| What the task asks |
Type the records out again in full, exactly.
§
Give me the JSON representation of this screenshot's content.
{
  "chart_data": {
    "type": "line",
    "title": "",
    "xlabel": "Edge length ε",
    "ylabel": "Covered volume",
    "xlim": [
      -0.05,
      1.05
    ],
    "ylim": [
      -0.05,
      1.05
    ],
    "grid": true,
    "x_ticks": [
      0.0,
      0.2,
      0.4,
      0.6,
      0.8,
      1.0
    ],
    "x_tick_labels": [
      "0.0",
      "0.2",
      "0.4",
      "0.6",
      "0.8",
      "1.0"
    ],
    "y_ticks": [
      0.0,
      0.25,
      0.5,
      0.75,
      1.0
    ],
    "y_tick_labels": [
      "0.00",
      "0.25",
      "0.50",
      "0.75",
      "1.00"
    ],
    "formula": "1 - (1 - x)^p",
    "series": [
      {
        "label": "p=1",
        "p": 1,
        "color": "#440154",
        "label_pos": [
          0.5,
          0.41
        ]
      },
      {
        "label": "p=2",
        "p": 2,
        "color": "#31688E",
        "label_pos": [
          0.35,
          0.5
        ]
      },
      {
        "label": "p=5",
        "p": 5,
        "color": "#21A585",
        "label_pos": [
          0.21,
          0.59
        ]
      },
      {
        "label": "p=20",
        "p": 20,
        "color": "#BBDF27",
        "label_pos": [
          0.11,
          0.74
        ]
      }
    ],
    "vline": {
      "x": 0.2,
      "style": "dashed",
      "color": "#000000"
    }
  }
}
§
| Completed task |
Give me the JSON representation of this screenshot's content.
{
  "chart_data": {
    "type": "line",
    "title": "",
    "xlabel": "Edge length ε",
    "ylabel": "Covered volume",
    "xlim": [
      -0.05,
      1.05
    ],
    "ylim": [
      -0.05,
      1.05
    ],
    "grid": true,
    "x_ticks": [
      0.0,
      0.2,
      0.4,
      0.6,
      0.8,
      1.0
    ],
    "x_tick_labels": [
      "0.0",
      "0.2",
      "0.4",
      "0.6",
      "0.8",
      "1.0"
    ],
    "y_ticks": [
      0.0,
      0.25,
      0.5,
      0.75,
      1.0
    ],
    "y_tick_labels": [
      "0.00",
      "0.25",
      "0.50",
      "0.75",
      "1.00"
    ],
    "formula": "1 - (1 - x)^p",
    "series": [
      {
        "label": "p=1",
        "p": 1,
        "color": "#440154",
        "label_pos": [
          0.5,
          0.41
        ]
      },
      {
        "label": "p=2",
        "p": 2,
        "color": "#31688E",
        "label_pos": [
          0.35,
          0.5
        ]
      },
      {
        "label": "p=5",
        "p": 5,
        "color": "#21A585",
        "label_pos": [
          0.21,
          0.59
        ]
      },
      {
        "label": "p=20",
        "p": 20,
        "color": "#BBDF27",
        "label_pos": [
          0.11,
          0.74
        ]
      }
    ],
    "vline": {
      "x": 0.2,
      "style": "dashed",
      "color": "#000000"
    }
  }
}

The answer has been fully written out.